• _WHAT YOU WILL DO_
Word for word and without images, transcribe all of the records.

• • • • • • •

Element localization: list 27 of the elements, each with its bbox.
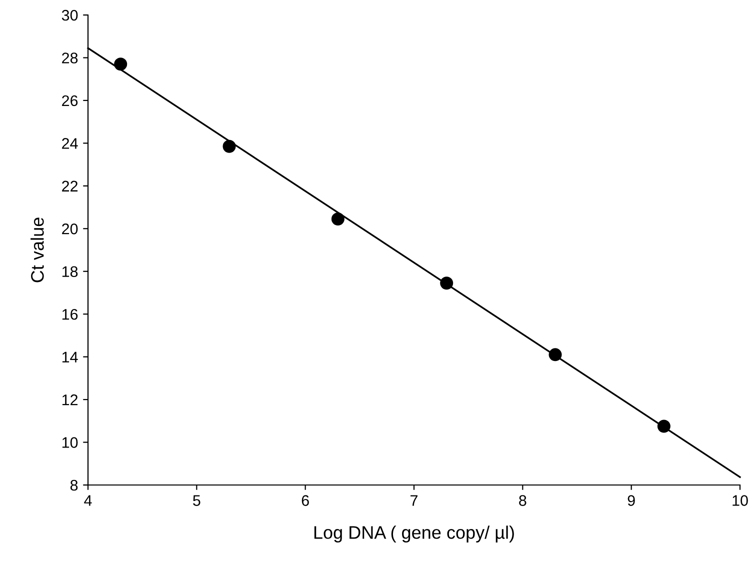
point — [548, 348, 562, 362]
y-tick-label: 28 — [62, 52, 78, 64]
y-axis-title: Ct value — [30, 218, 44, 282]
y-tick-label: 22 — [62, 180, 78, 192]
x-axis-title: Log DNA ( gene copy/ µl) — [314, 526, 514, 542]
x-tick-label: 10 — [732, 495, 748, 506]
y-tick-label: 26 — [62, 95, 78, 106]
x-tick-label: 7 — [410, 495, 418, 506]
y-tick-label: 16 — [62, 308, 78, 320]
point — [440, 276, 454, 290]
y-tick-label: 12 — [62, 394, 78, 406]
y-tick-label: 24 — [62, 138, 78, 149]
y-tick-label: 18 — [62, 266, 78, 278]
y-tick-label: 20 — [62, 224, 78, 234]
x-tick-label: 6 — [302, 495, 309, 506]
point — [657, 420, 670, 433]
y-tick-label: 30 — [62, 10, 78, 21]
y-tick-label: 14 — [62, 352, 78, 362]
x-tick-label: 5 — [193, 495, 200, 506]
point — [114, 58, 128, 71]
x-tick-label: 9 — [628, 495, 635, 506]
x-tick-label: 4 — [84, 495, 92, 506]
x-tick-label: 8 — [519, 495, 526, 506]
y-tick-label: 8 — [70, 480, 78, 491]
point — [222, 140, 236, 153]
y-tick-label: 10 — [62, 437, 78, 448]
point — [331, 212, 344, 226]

• • • • • • •

• _SOLUTION TO THIS TASK_
Element localization: list 27 of the elements, each with its bbox.
point — [548, 348, 562, 362]
y-tick-label: 28 — [62, 52, 78, 64]
y-axis-title: Ct value — [30, 218, 44, 282]
y-tick-label: 22 — [62, 180, 78, 192]
x-axis-title: Log DNA ( gene copy/ µl) — [314, 526, 514, 542]
x-tick-label: 10 — [732, 495, 748, 506]
y-tick-label: 26 — [62, 95, 78, 106]
x-tick-label: 7 — [410, 495, 418, 506]
y-tick-label: 16 — [62, 308, 78, 320]
point — [440, 276, 454, 290]
y-tick-label: 12 — [62, 394, 78, 406]
y-tick-label: 24 — [62, 138, 78, 149]
y-tick-label: 18 — [62, 266, 78, 278]
y-tick-label: 20 — [62, 224, 78, 234]
x-tick-label: 6 — [302, 495, 309, 506]
point — [657, 420, 670, 433]
y-tick-label: 30 — [62, 10, 78, 21]
y-tick-label: 14 — [62, 352, 78, 362]
x-tick-label: 5 — [193, 495, 200, 506]
point — [114, 58, 128, 71]
x-tick-label: 9 — [628, 495, 635, 506]
x-tick-label: 4 — [84, 495, 92, 506]
x-tick-label: 8 — [519, 495, 526, 506]
y-tick-label: 8 — [70, 480, 78, 491]
point — [222, 140, 236, 153]
y-tick-label: 10 — [62, 437, 78, 448]
point — [331, 212, 344, 226]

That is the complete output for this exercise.